*What you will do*:
Print exactly the lines from the one containing "Type out the text in this image." through the last line of the listing, both included.

-- begin Supplied material --

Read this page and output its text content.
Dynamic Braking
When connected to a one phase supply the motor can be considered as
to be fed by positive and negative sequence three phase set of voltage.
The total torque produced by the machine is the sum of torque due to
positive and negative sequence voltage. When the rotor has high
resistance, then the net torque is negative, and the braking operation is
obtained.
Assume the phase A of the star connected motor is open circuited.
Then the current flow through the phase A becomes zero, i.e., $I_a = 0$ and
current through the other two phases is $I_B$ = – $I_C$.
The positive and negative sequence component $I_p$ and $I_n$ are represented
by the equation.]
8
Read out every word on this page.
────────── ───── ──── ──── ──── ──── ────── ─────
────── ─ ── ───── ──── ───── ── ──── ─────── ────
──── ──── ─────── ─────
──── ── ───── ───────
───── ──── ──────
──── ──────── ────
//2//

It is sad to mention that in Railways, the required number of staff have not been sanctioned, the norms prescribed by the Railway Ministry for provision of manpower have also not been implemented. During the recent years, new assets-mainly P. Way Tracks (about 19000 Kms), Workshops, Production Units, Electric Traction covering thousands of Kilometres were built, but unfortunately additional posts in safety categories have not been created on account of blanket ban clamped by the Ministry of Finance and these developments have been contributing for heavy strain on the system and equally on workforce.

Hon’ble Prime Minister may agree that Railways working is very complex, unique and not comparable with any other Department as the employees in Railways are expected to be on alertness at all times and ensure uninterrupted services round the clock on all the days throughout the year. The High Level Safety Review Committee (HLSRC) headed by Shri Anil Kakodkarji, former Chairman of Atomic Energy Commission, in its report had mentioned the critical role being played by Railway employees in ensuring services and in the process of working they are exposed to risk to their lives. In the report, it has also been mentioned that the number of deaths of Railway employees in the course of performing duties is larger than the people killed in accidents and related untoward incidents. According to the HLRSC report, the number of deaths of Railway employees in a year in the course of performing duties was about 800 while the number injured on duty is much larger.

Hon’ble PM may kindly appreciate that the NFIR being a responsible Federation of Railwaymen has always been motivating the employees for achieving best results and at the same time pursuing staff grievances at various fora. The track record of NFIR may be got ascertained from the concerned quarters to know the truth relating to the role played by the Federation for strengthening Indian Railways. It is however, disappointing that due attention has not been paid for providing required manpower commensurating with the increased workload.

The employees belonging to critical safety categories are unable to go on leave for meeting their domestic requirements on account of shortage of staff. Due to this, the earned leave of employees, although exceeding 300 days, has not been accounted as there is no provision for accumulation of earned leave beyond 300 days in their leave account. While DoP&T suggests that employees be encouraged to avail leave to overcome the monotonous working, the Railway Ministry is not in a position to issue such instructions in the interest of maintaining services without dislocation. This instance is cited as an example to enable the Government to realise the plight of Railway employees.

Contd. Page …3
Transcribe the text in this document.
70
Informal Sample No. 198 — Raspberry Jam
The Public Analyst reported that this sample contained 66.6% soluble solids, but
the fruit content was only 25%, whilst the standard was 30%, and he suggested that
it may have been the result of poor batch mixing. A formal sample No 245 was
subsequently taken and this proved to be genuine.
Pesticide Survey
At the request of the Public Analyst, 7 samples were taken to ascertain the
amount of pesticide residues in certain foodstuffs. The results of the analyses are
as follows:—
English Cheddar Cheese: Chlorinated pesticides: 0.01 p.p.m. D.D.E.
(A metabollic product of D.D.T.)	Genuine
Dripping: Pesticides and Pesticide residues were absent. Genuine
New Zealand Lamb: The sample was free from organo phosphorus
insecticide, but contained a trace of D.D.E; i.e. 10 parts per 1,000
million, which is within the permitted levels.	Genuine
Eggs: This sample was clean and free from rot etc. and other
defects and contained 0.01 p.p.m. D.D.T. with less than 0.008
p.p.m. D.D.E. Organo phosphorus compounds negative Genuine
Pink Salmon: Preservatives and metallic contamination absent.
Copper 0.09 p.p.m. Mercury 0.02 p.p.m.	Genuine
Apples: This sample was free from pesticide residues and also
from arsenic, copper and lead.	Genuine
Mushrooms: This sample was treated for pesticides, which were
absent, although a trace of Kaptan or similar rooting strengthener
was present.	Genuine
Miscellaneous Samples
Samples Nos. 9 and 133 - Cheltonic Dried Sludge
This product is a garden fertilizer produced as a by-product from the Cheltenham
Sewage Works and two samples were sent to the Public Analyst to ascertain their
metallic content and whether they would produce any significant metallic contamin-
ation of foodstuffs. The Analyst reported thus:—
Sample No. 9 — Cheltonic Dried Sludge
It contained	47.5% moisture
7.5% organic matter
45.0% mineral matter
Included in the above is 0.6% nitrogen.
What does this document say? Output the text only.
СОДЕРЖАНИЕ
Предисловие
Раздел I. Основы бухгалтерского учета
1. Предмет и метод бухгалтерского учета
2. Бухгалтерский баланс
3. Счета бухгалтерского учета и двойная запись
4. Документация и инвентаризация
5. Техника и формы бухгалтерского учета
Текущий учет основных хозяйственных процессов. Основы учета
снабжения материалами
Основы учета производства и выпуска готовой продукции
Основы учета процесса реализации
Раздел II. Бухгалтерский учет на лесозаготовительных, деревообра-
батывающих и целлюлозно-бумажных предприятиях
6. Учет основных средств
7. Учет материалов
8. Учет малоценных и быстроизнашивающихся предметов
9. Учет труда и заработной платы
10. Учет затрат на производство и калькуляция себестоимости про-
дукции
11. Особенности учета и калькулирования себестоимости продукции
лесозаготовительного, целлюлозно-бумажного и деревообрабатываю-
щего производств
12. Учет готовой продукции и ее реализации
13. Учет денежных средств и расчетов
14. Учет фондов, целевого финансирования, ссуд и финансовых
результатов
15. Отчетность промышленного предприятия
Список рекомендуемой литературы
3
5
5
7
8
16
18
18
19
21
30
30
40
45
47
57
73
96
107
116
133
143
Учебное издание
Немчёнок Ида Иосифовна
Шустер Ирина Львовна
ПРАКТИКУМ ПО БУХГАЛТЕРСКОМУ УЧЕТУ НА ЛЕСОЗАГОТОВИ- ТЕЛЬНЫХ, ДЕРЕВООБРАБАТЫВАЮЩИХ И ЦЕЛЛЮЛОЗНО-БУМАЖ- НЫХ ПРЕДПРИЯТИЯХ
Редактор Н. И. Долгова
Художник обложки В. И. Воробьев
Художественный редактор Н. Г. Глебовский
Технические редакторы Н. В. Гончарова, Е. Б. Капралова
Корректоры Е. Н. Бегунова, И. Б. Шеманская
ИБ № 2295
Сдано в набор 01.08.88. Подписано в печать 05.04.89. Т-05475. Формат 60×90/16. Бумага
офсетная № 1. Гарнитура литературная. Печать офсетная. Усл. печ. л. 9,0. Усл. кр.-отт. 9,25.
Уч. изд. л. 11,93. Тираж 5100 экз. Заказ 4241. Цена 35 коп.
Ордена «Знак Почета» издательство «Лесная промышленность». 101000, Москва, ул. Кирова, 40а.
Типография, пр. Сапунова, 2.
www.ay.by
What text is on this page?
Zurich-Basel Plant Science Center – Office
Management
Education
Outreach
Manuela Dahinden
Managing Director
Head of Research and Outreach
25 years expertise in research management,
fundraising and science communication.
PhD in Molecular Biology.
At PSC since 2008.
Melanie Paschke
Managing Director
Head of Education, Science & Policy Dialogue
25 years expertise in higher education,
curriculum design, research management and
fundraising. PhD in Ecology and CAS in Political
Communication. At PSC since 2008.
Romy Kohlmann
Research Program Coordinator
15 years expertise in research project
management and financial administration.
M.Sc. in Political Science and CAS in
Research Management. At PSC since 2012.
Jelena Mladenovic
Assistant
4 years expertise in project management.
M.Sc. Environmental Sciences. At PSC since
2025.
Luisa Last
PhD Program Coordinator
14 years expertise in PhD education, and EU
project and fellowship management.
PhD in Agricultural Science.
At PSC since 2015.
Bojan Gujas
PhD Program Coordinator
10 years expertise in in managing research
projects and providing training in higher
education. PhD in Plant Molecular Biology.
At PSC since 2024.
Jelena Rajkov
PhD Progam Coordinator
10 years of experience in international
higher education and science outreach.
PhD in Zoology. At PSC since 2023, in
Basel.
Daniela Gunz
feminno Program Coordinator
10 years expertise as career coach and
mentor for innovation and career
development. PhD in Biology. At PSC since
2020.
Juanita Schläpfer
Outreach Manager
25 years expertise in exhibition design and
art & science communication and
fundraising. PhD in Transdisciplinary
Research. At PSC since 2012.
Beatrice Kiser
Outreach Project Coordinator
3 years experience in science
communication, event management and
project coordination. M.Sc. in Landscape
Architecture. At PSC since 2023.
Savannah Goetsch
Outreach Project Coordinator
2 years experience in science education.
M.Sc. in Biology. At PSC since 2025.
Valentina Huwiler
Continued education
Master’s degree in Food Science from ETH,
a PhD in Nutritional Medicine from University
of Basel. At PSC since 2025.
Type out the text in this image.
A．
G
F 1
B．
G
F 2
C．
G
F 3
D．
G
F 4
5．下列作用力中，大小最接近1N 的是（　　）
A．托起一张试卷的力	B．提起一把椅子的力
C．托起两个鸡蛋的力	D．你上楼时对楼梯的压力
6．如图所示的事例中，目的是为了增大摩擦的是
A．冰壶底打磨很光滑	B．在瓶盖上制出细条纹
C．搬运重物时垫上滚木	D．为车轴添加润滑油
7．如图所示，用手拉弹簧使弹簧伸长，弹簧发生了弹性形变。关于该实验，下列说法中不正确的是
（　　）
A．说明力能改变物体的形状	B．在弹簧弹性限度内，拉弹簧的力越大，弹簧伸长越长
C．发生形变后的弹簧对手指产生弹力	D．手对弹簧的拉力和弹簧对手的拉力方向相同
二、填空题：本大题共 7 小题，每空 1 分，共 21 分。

-- end Supplied material --

*Full output*:
Type out the text in this image.
A．
G
F 1
B．
G
F 2
C．
G
F 3
D．
G
F 4
5．下列作用力中，大小最接近1N 的是（　　）
A．托起一张试卷的力	B．提起一把椅子的力
C．托起两个鸡蛋的力	D．你上楼时对楼梯的压力
6．如图所示的事例中，目的是为了增大摩擦的是
A．冰壶底打磨很光滑	B．在瓶盖上制出细条纹
C．搬运重物时垫上滚木	D．为车轴添加润滑油
7．如图所示，用手拉弹簧使弹簧伸长，弹簧发生了弹性形变。关于该实验，下列说法中不正确的是
（　　）
A．说明力能改变物体的形状	B．在弹簧弹性限度内，拉弹簧的力越大，弹簧伸长越长
C．发生形变后的弹簧对手指产生弹力	D．手对弹簧的拉力和弹簧对手的拉力方向相同
二、填空题：本大题共 7 小题，每空 1 分，共 21 分。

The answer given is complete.